>> Begin

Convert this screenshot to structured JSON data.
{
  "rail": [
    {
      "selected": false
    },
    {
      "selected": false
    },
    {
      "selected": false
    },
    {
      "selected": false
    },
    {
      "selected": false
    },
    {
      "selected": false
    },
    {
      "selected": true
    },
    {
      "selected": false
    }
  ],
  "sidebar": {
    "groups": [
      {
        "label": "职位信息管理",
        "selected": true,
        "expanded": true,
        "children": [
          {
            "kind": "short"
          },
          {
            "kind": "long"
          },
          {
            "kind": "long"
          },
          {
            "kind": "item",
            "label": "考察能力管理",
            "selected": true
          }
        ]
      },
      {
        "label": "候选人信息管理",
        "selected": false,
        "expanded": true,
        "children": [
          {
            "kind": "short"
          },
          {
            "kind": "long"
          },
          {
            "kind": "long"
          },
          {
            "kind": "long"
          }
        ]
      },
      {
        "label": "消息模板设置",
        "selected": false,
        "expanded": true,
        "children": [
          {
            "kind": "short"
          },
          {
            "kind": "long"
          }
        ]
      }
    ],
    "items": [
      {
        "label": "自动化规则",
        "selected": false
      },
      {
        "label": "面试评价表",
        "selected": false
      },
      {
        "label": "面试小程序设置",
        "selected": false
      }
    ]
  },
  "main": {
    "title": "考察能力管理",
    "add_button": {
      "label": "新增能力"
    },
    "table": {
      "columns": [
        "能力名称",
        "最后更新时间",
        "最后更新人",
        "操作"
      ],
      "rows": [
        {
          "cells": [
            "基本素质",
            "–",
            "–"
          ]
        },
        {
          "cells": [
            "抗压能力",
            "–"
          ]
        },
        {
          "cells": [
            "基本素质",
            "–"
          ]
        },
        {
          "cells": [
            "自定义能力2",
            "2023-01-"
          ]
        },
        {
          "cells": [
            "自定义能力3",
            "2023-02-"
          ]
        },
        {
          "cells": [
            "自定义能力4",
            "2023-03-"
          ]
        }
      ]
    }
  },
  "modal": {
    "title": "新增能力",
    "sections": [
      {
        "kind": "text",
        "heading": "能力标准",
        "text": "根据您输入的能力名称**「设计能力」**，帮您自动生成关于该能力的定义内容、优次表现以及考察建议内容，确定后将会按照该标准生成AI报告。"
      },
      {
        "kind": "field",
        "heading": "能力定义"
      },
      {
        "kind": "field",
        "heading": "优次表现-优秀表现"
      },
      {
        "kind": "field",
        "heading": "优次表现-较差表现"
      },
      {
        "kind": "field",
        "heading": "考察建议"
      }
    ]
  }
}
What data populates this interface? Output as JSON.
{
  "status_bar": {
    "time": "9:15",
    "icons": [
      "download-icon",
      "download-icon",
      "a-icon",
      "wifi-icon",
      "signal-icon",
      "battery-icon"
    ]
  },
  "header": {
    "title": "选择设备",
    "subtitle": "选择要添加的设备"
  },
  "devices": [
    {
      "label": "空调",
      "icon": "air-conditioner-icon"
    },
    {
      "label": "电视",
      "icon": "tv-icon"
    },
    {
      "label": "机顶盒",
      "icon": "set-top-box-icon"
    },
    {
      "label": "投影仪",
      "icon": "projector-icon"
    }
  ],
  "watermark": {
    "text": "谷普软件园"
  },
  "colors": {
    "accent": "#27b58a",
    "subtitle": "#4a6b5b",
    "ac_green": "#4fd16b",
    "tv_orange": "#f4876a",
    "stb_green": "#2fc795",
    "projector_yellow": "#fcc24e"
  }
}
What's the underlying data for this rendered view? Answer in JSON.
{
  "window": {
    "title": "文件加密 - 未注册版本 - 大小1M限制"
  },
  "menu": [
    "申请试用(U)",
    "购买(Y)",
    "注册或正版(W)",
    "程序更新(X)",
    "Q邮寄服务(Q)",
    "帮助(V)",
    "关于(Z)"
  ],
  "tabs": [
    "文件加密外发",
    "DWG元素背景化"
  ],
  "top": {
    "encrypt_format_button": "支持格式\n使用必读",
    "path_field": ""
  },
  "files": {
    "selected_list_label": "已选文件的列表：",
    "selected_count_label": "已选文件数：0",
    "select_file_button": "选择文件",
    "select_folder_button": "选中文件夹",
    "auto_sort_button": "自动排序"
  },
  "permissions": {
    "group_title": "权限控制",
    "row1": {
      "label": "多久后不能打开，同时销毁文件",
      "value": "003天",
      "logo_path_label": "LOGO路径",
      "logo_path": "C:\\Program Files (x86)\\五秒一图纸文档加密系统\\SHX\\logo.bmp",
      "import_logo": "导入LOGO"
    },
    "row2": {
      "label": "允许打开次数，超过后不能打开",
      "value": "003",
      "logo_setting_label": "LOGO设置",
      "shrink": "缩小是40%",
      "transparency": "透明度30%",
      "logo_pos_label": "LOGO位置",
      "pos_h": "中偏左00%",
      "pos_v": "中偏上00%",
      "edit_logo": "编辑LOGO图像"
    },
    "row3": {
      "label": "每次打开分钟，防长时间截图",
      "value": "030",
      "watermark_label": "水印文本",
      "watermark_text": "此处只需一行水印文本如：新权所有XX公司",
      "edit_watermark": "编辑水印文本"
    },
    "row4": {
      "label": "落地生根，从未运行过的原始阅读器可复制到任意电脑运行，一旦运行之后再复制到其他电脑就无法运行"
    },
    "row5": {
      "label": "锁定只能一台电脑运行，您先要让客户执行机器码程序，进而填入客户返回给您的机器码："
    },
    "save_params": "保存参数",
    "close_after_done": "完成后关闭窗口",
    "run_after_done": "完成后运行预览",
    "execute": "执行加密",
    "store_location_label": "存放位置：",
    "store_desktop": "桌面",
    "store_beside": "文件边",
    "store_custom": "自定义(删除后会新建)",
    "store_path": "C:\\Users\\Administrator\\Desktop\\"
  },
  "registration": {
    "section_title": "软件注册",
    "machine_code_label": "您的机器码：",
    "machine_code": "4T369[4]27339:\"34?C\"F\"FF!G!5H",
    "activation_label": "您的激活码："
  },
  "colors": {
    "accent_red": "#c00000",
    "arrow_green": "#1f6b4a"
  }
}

>> End

> **Direction**
Give back all the records exactly as they stand.

> **Answer to the exercise**
Convert this screenshot to structured JSON data.
{
  "rail": [
    {
      "selected": false
    },
    {
      "selected": false
    },
    {
      "selected": false
    },
    {
      "selected": false
    },
    {
      "selected": false
    },
    {
      "selected": false
    },
    {
      "selected": true
    },
    {
      "selected": false
    }
  ],
  "sidebar": {
    "groups": [
      {
        "label": "职位信息管理",
        "selected": true,
        "expanded": true,
        "children": [
          {
            "kind": "short"
          },
          {
            "kind": "long"
          },
          {
            "kind": "long"
          },
          {
            "kind": "item",
            "label": "考察能力管理",
            "selected": true
          }
        ]
      },
      {
        "label": "候选人信息管理",
        "selected": false,
        "expanded": true,
        "children": [
          {
            "kind": "short"
          },
          {
            "kind": "long"
          },
          {
            "kind": "long"
          },
          {
            "kind": "long"
          }
        ]
      },
      {
        "label": "消息模板设置",
        "selected": false,
        "expanded": true,
        "children": [
          {
            "kind": "short"
          },
          {
            "kind": "long"
          }
        ]
      }
    ],
    "items": [
      {
        "label": "自动化规则",
        "selected": false
      },
      {
        "label": "面试评价表",
        "selected": false
      },
      {
        "label": "面试小程序设置",
        "selected": false
      }
    ]
  },
  "main": {
    "title": "考察能力管理",
    "add_button": {
      "label": "新增能力"
    },
    "table": {
      "columns": [
        "能力名称",
        "最后更新时间",
        "最后更新人",
        "操作"
      ],
      "rows": [
        {
          "cells": [
            "基本素质",
            "–",
            "–"
          ]
        },
        {
          "cells": [
            "抗压能力",
            "–"
          ]
        },
        {
          "cells": [
            "基本素质",
            "–"
          ]
        },
        {
          "cells": [
            "自定义能力2",
            "2023-01-"
          ]
        },
        {
          "cells": [
            "自定义能力3",
            "2023-02-"
          ]
        },
        {
          "cells": [
            "自定义能力4",
            "2023-03-"
          ]
        }
      ]
    }
  },
  "modal": {
    "title": "新增能力",
    "sections": [
      {
        "kind": "text",
        "heading": "能力标准",
        "text": "根据您输入的能力名称**「设计能力」**，帮您自动生成关于该能力的定义内容、优次表现以及考察建议内容，确定后将会按照该标准生成AI报告。"
      },
      {
        "kind": "field",
        "heading": "能力定义"
      },
      {
        "kind": "field",
        "heading": "优次表现-优秀表现"
      },
      {
        "kind": "field",
        "heading": "优次表现-较差表现"
      },
      {
        "kind": "field",
        "heading": "考察建议"
      }
    ]
  }
}
What data populates this interface? Output as JSON.
{
  "status_bar": {
    "time": "9:15",
    "icons": [
      "download-icon",
      "download-icon",
      "a-icon",
      "wifi-icon",
      "signal-icon",
      "battery-icon"
    ]
  },
  "header": {
    "title": "选择设备",
    "subtitle": "选择要添加的设备"
  },
  "devices": [
    {
      "label": "空调",
      "icon": "air-conditioner-icon"
    },
    {
      "label": "电视",
      "icon": "tv-icon"
    },
    {
      "label": "机顶盒",
      "icon": "set-top-box-icon"
    },
    {
      "label": "投影仪",
      "icon": "projector-icon"
    }
  ],
  "watermark": {
    "text": "谷普软件园"
  },
  "colors": {
    "accent": "#27b58a",
    "subtitle": "#4a6b5b",
    "ac_green": "#4fd16b",
    "tv_orange": "#f4876a",
    "stb_green": "#2fc795",
    "projector_yellow": "#fcc24e"
  }
}
What's the underlying data for this rendered view? Answer in JSON.
{
  "window": {
    "title": "文件加密 - 未注册版本 - 大小1M限制"
  },
  "menu": [
    "申请试用(U)",
    "购买(Y)",
    "注册或正版(W)",
    "程序更新(X)",
    "Q邮寄服务(Q)",
    "帮助(V)",
    "关于(Z)"
  ],
  "tabs": [
    "文件加密外发",
    "DWG元素背景化"
  ],
  "top": {
    "encrypt_format_button": "支持格式\n使用必读",
    "path_field": ""
  },
  "files": {
    "selected_list_label": "已选文件的列表：",
    "selected_count_label": "已选文件数：0",
    "select_file_button": "选择文件",
    "select_folder_button": "选中文件夹",
    "auto_sort_button": "自动排序"
  },
  "permissions": {
    "group_title": "权限控制",
    "row1": {
      "label": "多久后不能打开，同时销毁文件",
      "value": "003天",
      "logo_path_label": "LOGO路径",
      "logo_path": "C:\\Program Files (x86)\\五秒一图纸文档加密系统\\SHX\\logo.bmp",
      "import_logo": "导入LOGO"
    },
    "row2": {
      "label": "允许打开次数，超过后不能打开",
      "value": "003",
      "logo_setting_label": "LOGO设置",
      "shrink": "缩小是40%",
      "transparency": "透明度30%",
      "logo_pos_label": "LOGO位置",
      "pos_h": "中偏左00%",
      "pos_v": "中偏上00%",
      "edit_logo": "编辑LOGO图像"
    },
    "row3": {
      "label": "每次打开分钟，防长时间截图",
      "value": "030",
      "watermark_label": "水印文本",
      "watermark_text": "此处只需一行水印文本如：新权所有XX公司",
      "edit_watermark": "编辑水印文本"
    },
    "row4": {
      "label": "落地生根，从未运行过的原始阅读器可复制到任意电脑运行，一旦运行之后再复制到其他电脑就无法运行"
    },
    "row5": {
      "label": "锁定只能一台电脑运行，您先要让客户执行机器码程序，进而填入客户返回给您的机器码："
    },
    "save_params": "保存参数",
    "close_after_done": "完成后关闭窗口",
    "run_after_done": "完成后运行预览",
    "execute": "执行加密",
    "store_location_label": "存放位置：",
    "store_desktop": "桌面",
    "store_beside": "文件边",
    "store_custom": "自定义(删除后会新建)",
    "store_path": "C:\\Users\\Administrator\\Desktop\\"
  },
  "registration": {
    "section_title": "软件注册",
    "machine_code_label": "您的机器码：",
    "machine_code": "4T369[4]27339:\"34?C\"F\"FF!G!5H",
    "activation_label": "您的激活码："
  },
  "colors": {
    "accent_red": "#c00000",
    "arrow_green": "#1f6b4a"
  }
}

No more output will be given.